--- BEGIN ---

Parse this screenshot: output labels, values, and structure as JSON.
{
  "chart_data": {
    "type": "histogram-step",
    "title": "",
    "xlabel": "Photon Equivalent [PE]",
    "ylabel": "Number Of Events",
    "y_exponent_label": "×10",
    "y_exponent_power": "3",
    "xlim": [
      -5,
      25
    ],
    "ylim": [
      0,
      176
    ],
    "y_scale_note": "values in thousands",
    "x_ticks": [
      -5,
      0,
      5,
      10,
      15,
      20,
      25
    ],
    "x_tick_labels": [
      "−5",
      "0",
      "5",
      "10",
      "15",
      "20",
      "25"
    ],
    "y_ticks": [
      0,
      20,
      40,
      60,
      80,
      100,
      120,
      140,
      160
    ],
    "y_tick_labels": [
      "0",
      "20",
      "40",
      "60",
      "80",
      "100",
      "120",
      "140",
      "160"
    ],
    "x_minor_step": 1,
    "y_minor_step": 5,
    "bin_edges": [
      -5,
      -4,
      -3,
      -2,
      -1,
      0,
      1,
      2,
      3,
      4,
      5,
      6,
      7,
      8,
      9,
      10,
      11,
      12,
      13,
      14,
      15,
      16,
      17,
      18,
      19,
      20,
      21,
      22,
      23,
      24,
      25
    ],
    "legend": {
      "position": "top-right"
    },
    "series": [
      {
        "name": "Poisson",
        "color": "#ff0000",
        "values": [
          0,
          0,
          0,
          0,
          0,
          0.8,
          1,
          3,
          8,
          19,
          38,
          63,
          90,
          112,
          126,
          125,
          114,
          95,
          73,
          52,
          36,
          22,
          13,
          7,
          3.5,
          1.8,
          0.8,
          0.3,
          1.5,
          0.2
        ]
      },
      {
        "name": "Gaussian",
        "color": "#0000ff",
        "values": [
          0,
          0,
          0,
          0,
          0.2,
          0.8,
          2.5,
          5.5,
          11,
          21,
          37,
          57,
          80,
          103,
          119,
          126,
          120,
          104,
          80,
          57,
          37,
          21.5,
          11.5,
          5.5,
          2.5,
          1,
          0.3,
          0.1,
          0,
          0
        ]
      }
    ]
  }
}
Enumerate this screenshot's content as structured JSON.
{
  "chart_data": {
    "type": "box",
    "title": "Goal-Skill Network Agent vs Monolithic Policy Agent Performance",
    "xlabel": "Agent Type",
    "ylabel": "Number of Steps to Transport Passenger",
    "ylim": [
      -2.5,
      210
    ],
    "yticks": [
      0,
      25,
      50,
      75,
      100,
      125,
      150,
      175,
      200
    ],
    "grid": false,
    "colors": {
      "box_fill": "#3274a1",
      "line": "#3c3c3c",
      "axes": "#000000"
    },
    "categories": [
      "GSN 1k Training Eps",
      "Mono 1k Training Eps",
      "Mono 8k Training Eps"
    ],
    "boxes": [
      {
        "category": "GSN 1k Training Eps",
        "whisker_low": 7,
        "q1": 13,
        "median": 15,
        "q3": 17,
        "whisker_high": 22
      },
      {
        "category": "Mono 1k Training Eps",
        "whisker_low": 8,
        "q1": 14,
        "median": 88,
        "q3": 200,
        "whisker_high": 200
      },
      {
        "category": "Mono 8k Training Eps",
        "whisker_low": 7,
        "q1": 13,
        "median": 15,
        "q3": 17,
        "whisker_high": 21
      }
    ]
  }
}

--- END ---

Task statement: Take every line from the one containing "Enumerate this screenshot's" to the end of the listing and output it exactly, with nothing else.

Exercise answer:
Enumerate this screenshot's content as structured JSON.
{
  "chart_data": {
    "type": "box",
    "title": "Goal-Skill Network Agent vs Monolithic Policy Agent Performance",
    "xlabel": "Agent Type",
    "ylabel": "Number of Steps to Transport Passenger",
    "ylim": [
      -2.5,
      210
    ],
    "yticks": [
      0,
      25,
      50,
      75,
      100,
      125,
      150,
      175,
      200
    ],
    "grid": false,
    "colors": {
      "box_fill": "#3274a1",
      "line": "#3c3c3c",
      "axes": "#000000"
    },
    "categories": [
      "GSN 1k Training Eps",
      "Mono 1k Training Eps",
      "Mono 8k Training Eps"
    ],
    "boxes": [
      {
        "category": "GSN 1k Training Eps",
        "whisker_low": 7,
        "q1": 13,
        "median": 15,
        "q3": 17,
        "whisker_high": 22
      },
      {
        "category": "Mono 1k Training Eps",
        "whisker_low": 8,
        "q1": 14,
        "median": 88,
        "q3": 200,
        "whisker_high": 200
      },
      {
        "category": "Mono 8k Training Eps",
        "whisker_low": 7,
        "q1": 13,
        "median": 15,
        "q3": 17,
        "whisker_high": 21
      }
    ]
  }
}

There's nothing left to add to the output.